Dataset items
####
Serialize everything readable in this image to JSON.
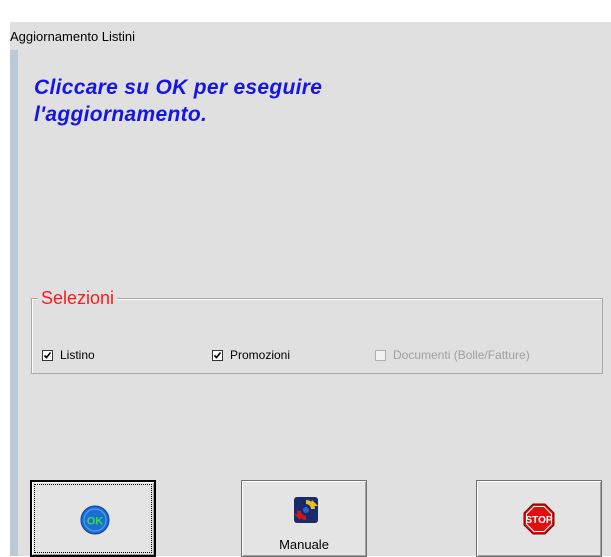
{
  "window": {
    "title": "Aggiornamento Listini"
  },
  "message": {
    "line1": "Cliccare su OK per eseguire",
    "line2": "l'aggiornamento."
  },
  "selections": {
    "title": "Selezioni",
    "items": [
      {
        "label": "Listino",
        "checked": true,
        "enabled": true
      },
      {
        "label": "Promozioni",
        "checked": true,
        "enabled": true
      },
      {
        "label": "Documenti (Bolle/Fatture)",
        "checked": false,
        "enabled": false
      }
    ]
  },
  "buttons": {
    "ok": {
      "icon": "ok-icon",
      "icon_text": "OK"
    },
    "manual": {
      "label": "Manuale",
      "icon": "refresh-icon"
    },
    "stop": {
      "icon": "stop-icon",
      "icon_text": "STOP"
    }
  },
  "colors": {
    "message": "#1515e8",
    "group_title": "#ff1a1a",
    "ok_circle": "#1a6fd6",
    "ok_text": "#3ddc3d",
    "stop": "#e01010"
  }
}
####
Problem to solve: Write out all the entries exactly, except for the pictures.

The answer:
Serialize everything readable in this image to JSON.
{
  "window": {
    "title": "Aggiornamento Listini"
  },
  "message": {
    "line1": "Cliccare su OK per eseguire",
    "line2": "l'aggiornamento."
  },
  "selections": {
    "title": "Selezioni",
    "items": [
      {
        "label": "Listino",
        "checked": true,
        "enabled": true
      },
      {
        "label": "Promozioni",
        "checked": true,
        "enabled": true
      },
      {
        "label": "Documenti (Bolle/Fatture)",
        "checked": false,
        "enabled": false
      }
    ]
  },
  "buttons": {
    "ok": {
      "icon": "ok-icon",
      "icon_text": "OK"
    },
    "manual": {
      "label": "Manuale",
      "icon": "refresh-icon"
    },
    "stop": {
      "icon": "stop-icon",
      "icon_text": "STOP"
    }
  },
  "colors": {
    "message": "#1515e8",
    "group_title": "#ff1a1a",
    "ok_circle": "#1a6fd6",
    "ok_text": "#3ddc3d",
    "stop": "#e01010"
  }
}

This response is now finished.